WHAT TO PRODUCE
Find the line containing "Give me the". Reproduce it and every line after it up to the end of the records, exactly as written.
** Start of SUPPLIED RECORDS **
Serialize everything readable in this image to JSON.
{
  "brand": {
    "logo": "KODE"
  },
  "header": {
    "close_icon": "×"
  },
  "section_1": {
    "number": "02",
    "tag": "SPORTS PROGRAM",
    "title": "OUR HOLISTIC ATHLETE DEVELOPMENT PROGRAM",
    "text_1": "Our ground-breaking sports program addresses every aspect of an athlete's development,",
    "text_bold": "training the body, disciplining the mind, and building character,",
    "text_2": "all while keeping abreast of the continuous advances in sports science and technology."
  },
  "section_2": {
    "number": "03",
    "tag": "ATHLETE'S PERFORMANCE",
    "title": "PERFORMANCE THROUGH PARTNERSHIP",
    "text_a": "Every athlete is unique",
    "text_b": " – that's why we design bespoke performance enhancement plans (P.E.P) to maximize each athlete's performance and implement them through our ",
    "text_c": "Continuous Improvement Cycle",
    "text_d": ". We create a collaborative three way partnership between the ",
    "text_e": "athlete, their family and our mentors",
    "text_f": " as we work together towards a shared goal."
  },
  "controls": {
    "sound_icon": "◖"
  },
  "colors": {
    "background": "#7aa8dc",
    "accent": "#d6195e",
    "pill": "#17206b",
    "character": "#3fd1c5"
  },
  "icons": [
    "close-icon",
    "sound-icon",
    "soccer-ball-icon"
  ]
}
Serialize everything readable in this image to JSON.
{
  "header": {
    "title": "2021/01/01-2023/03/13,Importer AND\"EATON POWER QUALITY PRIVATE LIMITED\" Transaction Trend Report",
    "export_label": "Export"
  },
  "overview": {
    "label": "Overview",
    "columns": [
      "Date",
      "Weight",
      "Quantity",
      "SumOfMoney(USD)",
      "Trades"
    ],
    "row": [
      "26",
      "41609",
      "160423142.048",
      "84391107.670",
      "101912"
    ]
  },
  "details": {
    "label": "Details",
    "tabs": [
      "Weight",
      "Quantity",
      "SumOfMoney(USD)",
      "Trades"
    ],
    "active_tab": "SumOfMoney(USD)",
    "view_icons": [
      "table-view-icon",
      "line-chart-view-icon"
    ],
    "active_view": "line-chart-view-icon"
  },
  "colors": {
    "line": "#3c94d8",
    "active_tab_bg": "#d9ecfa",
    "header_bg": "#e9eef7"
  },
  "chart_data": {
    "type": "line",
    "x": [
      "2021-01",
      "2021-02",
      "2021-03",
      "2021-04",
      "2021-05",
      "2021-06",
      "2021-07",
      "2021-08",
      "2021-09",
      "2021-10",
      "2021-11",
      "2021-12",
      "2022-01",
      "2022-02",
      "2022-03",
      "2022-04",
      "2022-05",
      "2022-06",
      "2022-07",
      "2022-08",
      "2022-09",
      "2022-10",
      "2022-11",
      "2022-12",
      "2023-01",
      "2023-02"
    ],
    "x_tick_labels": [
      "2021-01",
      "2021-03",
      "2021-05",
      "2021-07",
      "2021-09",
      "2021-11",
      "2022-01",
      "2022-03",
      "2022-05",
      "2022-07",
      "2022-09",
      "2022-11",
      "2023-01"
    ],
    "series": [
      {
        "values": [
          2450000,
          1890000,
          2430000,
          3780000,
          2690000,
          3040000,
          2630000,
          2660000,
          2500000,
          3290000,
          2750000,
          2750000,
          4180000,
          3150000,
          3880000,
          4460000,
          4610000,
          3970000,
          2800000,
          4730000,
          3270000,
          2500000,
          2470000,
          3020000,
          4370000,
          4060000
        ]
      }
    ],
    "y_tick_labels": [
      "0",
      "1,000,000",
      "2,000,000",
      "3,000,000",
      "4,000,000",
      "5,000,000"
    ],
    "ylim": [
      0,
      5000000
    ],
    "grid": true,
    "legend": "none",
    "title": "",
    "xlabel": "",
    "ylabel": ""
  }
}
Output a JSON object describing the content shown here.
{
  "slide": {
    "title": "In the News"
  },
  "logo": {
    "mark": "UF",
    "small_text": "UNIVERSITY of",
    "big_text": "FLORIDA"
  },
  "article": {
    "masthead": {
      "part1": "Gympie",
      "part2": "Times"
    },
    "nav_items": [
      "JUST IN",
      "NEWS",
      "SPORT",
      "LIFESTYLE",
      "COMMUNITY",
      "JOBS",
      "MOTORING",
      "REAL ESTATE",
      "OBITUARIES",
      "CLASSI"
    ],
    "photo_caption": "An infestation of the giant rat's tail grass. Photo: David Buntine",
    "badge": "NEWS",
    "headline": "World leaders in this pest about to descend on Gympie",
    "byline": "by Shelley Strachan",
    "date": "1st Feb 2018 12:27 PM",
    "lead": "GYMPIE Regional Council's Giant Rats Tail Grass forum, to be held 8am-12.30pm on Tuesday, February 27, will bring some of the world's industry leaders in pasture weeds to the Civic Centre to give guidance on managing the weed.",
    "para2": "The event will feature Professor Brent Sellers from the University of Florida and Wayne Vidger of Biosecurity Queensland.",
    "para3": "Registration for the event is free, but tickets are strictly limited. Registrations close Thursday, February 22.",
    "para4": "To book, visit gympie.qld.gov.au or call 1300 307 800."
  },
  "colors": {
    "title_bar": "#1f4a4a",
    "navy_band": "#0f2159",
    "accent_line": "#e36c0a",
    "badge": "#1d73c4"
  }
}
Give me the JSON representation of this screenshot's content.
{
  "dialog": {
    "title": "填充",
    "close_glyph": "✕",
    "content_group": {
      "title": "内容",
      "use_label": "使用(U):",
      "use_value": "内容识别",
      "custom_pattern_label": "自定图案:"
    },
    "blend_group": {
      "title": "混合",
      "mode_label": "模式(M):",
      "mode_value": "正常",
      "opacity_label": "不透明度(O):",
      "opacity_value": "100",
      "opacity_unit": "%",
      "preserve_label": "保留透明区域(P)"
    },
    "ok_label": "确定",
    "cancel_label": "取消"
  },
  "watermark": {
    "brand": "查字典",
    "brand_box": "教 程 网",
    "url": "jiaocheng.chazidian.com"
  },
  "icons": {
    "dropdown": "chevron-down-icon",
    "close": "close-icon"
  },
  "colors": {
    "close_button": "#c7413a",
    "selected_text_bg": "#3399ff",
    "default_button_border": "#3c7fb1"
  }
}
** End of SUPPLIED RECORDS **
ANSWER BELOW
Give me the JSON representation of this screenshot's content.
{
  "dialog": {
    "title": "填充",
    "close_glyph": "✕",
    "content_group": {
      "title": "内容",
      "use_label": "使用(U):",
      "use_value": "内容识别",
      "custom_pattern_label": "自定图案:"
    },
    "blend_group": {
      "title": "混合",
      "mode_label": "模式(M):",
      "mode_value": "正常",
      "opacity_label": "不透明度(O):",
      "opacity_value": "100",
      "opacity_unit": "%",
      "preserve_label": "保留透明区域(P)"
    },
    "ok_label": "确定",
    "cancel_label": "取消"
  },
  "watermark": {
    "brand": "查字典",
    "brand_box": "教 程 网",
    "url": "jiaocheng.chazidian.com"
  },
  "icons": {
    "dropdown": "chevron-down-icon",
    "close": "close-icon"
  },
  "colors": {
    "close_button": "#c7413a",
    "selected_text_bg": "#3399ff",
    "default_button_border": "#3c7fb1"
  }
}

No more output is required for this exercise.